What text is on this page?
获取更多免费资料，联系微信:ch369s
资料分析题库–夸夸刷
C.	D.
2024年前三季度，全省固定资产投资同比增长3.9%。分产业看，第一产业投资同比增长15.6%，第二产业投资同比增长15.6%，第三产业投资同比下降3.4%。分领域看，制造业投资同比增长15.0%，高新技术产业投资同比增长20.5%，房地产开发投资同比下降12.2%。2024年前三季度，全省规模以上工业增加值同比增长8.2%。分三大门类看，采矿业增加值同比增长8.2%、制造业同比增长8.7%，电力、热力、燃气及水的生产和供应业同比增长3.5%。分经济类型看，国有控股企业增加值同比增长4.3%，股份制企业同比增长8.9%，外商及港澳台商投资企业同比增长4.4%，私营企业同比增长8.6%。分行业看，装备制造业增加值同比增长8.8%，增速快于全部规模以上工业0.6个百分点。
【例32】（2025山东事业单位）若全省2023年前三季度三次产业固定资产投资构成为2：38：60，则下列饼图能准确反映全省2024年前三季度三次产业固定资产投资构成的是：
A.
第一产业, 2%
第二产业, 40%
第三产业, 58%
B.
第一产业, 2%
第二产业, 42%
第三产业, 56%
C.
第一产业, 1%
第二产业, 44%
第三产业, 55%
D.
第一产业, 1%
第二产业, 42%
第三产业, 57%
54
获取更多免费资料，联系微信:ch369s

^^^^

WRITTEN PROBLEM :: Every entry needs to be retyped exactly.

EXPECTED OUTPUT ::
What text is on this page?
获取更多免费资料，联系微信:ch369s
资料分析题库–夸夸刷
C.	D.
2024年前三季度，全省固定资产投资同比增长3.9%。分产业看，第一产业投资同比增长15.6%，第二产业投资同比增长15.6%，第三产业投资同比下降3.4%。分领域看，制造业投资同比增长15.0%，高新技术产业投资同比增长20.5%，房地产开发投资同比下降12.2%。2024年前三季度，全省规模以上工业增加值同比增长8.2%。分三大门类看，采矿业增加值同比增长8.2%、制造业同比增长8.7%，电力、热力、燃气及水的生产和供应业同比增长3.5%。分经济类型看，国有控股企业增加值同比增长4.3%，股份制企业同比增长8.9%，外商及港澳台商投资企业同比增长4.4%，私营企业同比增长8.6%。分行业看，装备制造业增加值同比增长8.8%，增速快于全部规模以上工业0.6个百分点。
【例32】（2025山东事业单位）若全省2023年前三季度三次产业固定资产投资构成为2：38：60，则下列饼图能准确反映全省2024年前三季度三次产业固定资产投资构成的是：
A.
第一产业, 2%
第二产业, 40%
第三产业, 58%
B.
第一产业, 2%
第二产业, 42%
第三产业, 56%
C.
第一产业, 1%
第二产业, 44%
第三产业, 55%
D.
第一产业, 1%
第二产业, 42%
第三产业, 57%
54
获取更多免费资料，联系微信:ch369s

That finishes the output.